::: BRANO ESTRATTO :::
Mi
raccontava un’amica, nella piazza virtuale di facebook, della disperazione di
una ragazzina di vent’anni che con lei si confidava, di non essere riuscita ad
acquistare una giacca alla moda esposta nelle vetrine di Zara a Milano. Si era
esaurita la sua taglia, quindi anche il suo entusiasmo per la vita si avviava
verso il precipizio.
Senza esitazione alcuna incolpava la malasorte, la sfiga, la sfortuna che la
perseguitava nella vita. Come non essere solidale di fronte a tanto accanimento,
come non comprendere il suo profondo stato di prostrazione nel quale chiunque
sprofonderebbe e come far desistere la sventurata dall’eventuale idea di
compiere insani gesti?
Quelli della mia età, in fondo, sono stati fortunati perchè non passava neppure
per la mente che si potesse stare male per un accanimento così singolare della
sorte.
Mi ritornano alla mente i desideri che elencavo minuziosamente nel perpetuo
diario dei miei sogni da bambino. Anche da grande continuai ad annotarli
minuziosamente, spesso però senza alcun tangibile riscontro!
::: RIGHE DI DATI :::
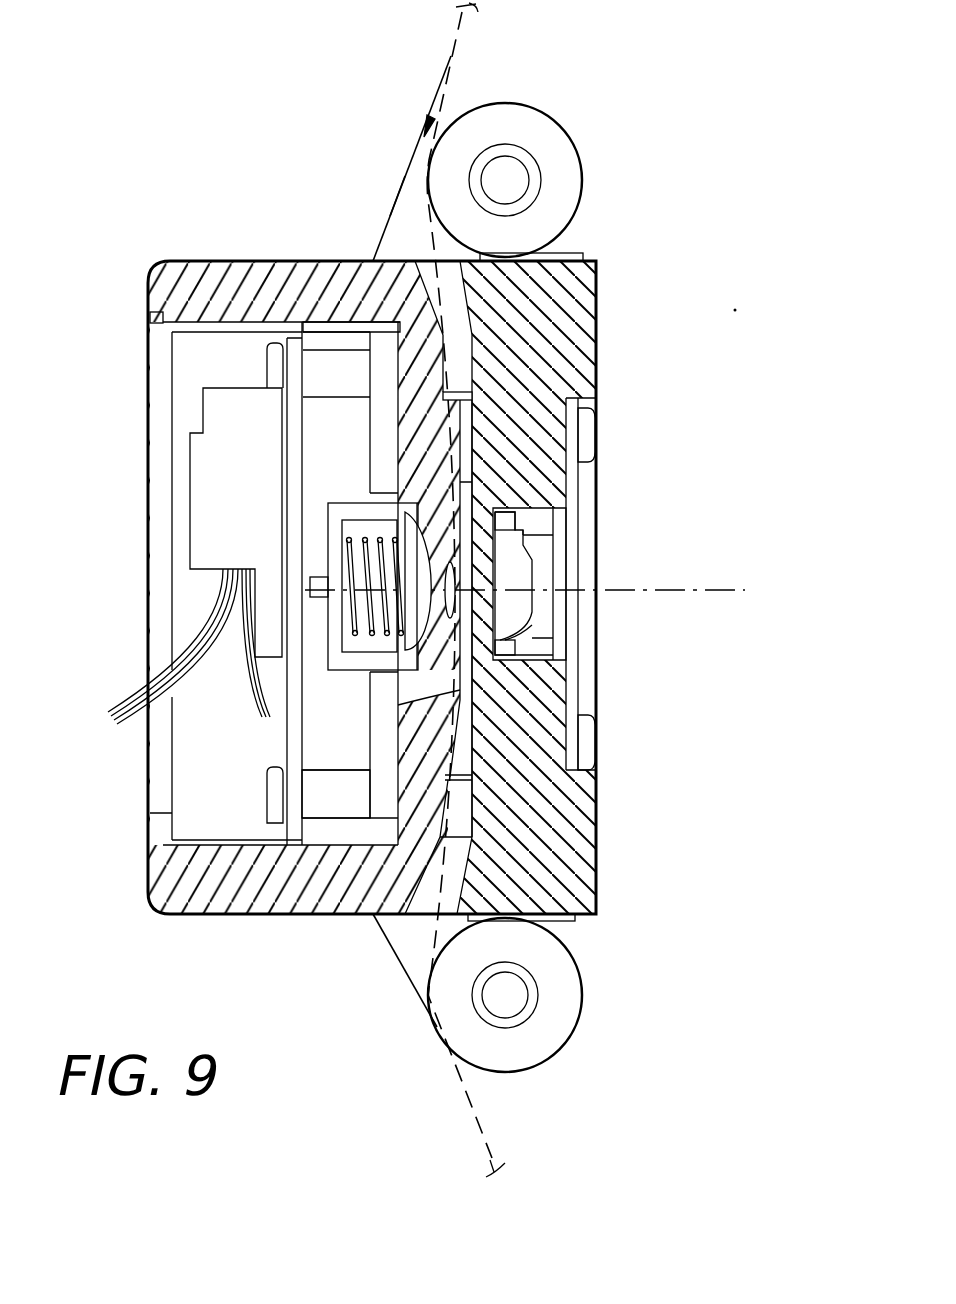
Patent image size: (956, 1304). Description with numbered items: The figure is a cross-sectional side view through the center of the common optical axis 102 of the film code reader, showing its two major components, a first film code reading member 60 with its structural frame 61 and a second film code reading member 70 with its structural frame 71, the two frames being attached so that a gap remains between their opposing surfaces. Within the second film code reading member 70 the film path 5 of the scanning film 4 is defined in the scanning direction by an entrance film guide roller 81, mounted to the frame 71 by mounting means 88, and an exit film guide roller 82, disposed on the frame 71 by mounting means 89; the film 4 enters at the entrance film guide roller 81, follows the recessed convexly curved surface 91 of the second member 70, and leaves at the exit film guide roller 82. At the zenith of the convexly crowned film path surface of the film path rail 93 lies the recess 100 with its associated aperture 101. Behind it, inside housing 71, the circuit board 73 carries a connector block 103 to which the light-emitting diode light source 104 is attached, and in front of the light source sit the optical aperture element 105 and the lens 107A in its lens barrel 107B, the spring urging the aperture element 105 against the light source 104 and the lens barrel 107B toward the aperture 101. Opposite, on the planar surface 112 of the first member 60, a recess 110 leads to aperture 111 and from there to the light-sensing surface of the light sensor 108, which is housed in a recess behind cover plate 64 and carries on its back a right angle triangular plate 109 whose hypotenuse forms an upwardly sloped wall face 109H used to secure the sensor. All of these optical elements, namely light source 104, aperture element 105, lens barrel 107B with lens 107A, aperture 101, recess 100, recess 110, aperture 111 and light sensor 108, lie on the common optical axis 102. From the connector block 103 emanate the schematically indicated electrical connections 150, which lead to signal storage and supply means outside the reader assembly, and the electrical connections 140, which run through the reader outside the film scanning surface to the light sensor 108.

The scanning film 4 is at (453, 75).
:::
Stampa parola per parola il tratto del brano sulla giacca di Zara che comincia con le parole contenenti "Mi ritornano alla" e termina con "alcun tangibile riscontro!". L'elenco proviene da una fonte diversa.

* [SOLUZIONE DELL'ESERCIZIO]:
Mi ritornano alla mente i desideri che elencavo minuziosamente nel perpetuo
diario dei miei sogni da bambino. Anche da grande continuai ad annotarli
minuziosamente, spesso però senza alcun tangibile riscontro!